Wherever a line holds the string "TradingView", copy that line.

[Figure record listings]
------------------------------

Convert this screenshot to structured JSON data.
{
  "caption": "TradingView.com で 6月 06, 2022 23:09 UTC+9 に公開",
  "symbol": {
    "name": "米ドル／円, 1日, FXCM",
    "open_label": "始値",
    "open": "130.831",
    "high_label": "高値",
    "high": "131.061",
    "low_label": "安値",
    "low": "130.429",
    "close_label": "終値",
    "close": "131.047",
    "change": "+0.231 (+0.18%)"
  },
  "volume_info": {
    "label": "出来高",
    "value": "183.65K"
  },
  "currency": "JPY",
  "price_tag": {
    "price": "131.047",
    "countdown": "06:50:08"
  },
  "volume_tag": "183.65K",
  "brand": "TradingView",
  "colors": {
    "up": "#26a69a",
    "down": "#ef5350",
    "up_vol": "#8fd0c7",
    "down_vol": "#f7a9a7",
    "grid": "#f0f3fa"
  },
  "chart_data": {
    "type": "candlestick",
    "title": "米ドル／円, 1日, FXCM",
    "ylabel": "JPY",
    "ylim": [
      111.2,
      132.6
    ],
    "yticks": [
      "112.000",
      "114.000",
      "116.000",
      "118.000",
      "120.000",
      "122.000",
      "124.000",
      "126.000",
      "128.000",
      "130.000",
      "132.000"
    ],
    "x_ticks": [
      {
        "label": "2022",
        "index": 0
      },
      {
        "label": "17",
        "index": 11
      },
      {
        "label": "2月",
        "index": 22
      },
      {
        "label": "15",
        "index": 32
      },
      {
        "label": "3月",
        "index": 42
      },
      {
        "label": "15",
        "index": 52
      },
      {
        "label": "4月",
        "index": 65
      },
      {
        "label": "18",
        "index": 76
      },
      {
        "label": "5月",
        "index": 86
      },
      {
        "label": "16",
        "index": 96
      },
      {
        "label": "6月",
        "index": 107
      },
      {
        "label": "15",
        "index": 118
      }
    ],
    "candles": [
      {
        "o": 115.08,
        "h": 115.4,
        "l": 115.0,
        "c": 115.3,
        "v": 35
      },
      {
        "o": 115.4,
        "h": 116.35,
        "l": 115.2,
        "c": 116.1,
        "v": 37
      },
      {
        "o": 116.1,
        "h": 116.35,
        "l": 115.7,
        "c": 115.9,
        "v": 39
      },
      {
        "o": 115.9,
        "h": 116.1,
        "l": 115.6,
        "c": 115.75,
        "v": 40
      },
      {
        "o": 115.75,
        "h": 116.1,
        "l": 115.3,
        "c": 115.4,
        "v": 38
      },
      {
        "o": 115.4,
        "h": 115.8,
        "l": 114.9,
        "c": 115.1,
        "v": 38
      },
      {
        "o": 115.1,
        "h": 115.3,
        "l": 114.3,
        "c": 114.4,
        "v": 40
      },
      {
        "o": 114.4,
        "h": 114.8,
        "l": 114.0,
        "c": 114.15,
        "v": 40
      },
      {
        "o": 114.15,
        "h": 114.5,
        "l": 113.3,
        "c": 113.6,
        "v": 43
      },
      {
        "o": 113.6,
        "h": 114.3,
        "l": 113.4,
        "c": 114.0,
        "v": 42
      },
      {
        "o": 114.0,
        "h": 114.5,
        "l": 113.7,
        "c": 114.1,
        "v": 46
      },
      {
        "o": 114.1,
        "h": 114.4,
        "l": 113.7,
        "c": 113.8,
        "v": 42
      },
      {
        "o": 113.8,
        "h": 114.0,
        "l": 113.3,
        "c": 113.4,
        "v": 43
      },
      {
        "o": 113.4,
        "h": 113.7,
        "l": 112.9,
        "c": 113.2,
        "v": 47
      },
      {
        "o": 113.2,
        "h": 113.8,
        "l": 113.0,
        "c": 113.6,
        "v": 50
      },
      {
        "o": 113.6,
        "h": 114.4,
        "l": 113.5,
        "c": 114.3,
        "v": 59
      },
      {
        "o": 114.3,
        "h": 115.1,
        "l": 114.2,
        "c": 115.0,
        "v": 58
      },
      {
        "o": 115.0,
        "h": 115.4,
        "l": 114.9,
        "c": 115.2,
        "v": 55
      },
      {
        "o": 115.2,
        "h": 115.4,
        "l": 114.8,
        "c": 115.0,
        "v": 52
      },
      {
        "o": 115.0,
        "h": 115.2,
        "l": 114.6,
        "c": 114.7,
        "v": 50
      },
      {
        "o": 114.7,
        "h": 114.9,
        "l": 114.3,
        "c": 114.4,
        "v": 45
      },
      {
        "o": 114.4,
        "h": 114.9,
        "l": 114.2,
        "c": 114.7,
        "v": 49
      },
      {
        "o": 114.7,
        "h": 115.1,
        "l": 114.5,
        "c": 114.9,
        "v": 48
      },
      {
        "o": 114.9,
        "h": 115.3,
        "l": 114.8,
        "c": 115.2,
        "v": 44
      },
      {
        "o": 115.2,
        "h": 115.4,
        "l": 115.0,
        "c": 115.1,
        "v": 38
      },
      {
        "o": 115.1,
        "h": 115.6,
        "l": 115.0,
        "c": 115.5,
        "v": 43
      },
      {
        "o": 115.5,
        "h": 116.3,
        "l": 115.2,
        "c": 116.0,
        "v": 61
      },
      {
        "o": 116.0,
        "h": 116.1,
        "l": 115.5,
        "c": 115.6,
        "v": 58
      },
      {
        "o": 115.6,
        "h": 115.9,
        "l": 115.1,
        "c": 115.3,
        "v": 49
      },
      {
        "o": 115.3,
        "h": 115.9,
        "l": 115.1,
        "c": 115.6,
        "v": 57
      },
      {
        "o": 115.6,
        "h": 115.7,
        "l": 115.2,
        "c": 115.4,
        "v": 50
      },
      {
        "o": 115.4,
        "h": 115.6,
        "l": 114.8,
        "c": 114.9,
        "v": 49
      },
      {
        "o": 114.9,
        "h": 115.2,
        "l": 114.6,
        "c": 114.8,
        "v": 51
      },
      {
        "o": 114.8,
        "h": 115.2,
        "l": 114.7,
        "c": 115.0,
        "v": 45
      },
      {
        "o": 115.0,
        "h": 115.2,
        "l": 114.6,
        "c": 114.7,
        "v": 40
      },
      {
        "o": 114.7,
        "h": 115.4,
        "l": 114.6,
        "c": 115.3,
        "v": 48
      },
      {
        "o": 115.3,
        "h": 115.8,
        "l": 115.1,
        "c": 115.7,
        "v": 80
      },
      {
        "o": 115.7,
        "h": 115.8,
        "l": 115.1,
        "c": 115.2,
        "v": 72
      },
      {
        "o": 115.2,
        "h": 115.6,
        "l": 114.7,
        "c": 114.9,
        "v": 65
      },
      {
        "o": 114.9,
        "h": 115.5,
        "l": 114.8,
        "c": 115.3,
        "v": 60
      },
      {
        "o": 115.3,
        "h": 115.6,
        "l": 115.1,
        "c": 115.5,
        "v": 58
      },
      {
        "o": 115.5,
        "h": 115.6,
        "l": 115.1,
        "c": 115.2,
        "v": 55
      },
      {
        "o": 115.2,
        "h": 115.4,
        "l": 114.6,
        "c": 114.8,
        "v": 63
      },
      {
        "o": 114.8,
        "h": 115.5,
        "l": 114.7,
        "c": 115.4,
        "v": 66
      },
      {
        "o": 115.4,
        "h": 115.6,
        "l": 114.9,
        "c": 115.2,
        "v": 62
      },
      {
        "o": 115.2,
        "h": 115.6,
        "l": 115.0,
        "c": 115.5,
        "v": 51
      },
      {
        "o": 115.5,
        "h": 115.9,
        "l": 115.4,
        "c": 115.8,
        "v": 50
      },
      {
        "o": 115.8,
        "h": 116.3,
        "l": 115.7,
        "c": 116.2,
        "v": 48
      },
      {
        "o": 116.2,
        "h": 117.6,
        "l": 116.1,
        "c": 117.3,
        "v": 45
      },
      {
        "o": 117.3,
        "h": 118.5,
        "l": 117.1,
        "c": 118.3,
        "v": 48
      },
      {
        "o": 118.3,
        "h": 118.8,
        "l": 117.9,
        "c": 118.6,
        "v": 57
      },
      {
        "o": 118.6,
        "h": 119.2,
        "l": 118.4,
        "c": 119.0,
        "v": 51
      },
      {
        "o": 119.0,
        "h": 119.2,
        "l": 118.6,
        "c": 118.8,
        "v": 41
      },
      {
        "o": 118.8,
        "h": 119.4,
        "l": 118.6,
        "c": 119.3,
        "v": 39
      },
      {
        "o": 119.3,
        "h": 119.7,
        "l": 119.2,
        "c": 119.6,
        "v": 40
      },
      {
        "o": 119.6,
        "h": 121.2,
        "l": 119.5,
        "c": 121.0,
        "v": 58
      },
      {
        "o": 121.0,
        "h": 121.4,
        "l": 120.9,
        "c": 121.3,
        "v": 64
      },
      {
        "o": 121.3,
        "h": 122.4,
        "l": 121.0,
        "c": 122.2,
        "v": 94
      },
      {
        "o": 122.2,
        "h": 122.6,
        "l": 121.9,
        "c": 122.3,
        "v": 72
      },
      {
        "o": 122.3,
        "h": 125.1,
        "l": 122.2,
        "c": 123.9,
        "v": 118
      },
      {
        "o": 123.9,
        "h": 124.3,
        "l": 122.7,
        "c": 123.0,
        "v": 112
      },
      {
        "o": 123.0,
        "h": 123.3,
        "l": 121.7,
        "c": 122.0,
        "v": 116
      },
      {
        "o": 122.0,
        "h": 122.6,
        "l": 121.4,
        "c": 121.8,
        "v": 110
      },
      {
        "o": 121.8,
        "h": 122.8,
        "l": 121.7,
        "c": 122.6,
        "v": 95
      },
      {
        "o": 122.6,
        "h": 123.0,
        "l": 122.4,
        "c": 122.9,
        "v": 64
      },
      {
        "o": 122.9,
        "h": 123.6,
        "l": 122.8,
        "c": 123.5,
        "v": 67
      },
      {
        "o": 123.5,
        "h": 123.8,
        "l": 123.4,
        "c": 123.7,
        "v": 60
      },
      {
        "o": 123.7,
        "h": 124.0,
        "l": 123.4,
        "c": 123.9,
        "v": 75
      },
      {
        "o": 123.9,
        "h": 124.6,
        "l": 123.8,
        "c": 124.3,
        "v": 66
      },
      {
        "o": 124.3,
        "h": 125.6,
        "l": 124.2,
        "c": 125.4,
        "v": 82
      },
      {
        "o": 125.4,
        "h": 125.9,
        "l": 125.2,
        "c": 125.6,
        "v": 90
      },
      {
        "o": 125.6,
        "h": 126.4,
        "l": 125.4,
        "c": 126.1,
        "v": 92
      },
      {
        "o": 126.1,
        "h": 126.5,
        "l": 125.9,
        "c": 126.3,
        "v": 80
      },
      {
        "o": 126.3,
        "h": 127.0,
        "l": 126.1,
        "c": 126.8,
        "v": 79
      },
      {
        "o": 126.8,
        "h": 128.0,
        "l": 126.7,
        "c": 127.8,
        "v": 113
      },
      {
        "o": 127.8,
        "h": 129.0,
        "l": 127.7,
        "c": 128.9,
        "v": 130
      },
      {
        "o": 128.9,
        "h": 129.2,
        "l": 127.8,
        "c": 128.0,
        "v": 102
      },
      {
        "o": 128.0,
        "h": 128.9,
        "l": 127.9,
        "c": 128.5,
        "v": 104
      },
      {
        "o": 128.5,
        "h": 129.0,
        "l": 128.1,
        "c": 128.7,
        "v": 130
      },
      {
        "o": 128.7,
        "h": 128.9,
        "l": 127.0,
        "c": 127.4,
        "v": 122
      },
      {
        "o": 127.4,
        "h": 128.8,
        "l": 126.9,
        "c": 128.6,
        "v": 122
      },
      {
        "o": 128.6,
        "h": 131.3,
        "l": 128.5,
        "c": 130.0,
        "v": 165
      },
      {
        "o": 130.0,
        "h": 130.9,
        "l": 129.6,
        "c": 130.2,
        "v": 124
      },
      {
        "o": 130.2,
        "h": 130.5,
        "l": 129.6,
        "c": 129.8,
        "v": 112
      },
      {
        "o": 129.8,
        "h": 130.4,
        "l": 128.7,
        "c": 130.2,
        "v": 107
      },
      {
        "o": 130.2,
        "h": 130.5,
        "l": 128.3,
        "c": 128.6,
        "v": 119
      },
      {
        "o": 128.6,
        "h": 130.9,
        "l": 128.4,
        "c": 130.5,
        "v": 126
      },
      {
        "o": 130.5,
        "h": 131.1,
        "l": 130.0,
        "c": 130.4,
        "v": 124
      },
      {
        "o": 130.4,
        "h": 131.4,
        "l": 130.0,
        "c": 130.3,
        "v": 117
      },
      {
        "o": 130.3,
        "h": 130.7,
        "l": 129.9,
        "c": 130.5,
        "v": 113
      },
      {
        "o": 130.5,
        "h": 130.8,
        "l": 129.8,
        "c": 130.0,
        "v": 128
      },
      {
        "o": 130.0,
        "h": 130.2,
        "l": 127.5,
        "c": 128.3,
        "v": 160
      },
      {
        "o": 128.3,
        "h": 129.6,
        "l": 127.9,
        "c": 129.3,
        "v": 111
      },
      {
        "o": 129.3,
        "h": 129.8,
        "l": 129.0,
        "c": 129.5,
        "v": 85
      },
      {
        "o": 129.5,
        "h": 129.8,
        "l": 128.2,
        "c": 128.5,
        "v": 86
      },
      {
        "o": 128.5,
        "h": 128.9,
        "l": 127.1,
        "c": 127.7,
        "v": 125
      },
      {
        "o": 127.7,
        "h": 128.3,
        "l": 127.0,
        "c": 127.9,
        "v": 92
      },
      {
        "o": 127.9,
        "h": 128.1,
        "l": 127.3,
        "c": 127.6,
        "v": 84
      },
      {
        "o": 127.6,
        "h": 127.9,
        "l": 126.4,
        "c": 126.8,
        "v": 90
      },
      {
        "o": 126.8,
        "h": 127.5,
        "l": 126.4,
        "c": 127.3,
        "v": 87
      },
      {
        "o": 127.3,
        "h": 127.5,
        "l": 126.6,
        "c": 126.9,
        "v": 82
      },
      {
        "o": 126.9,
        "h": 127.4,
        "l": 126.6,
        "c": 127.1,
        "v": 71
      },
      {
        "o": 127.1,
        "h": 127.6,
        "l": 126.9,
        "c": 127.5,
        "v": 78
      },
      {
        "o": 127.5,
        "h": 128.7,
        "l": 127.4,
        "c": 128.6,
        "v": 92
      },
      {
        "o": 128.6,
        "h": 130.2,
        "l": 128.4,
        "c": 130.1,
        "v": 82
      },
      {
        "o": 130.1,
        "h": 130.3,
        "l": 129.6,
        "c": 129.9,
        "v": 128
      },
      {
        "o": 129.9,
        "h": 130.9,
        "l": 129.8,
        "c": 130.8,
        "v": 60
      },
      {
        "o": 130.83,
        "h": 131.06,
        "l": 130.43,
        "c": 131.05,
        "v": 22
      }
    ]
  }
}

------------------------------

* **ANSWER TO THE TASK**:
  "caption": "TradingView.com で 6月 06, 2022 23:09 UTC+9 に公開",
  "brand": "TradingView",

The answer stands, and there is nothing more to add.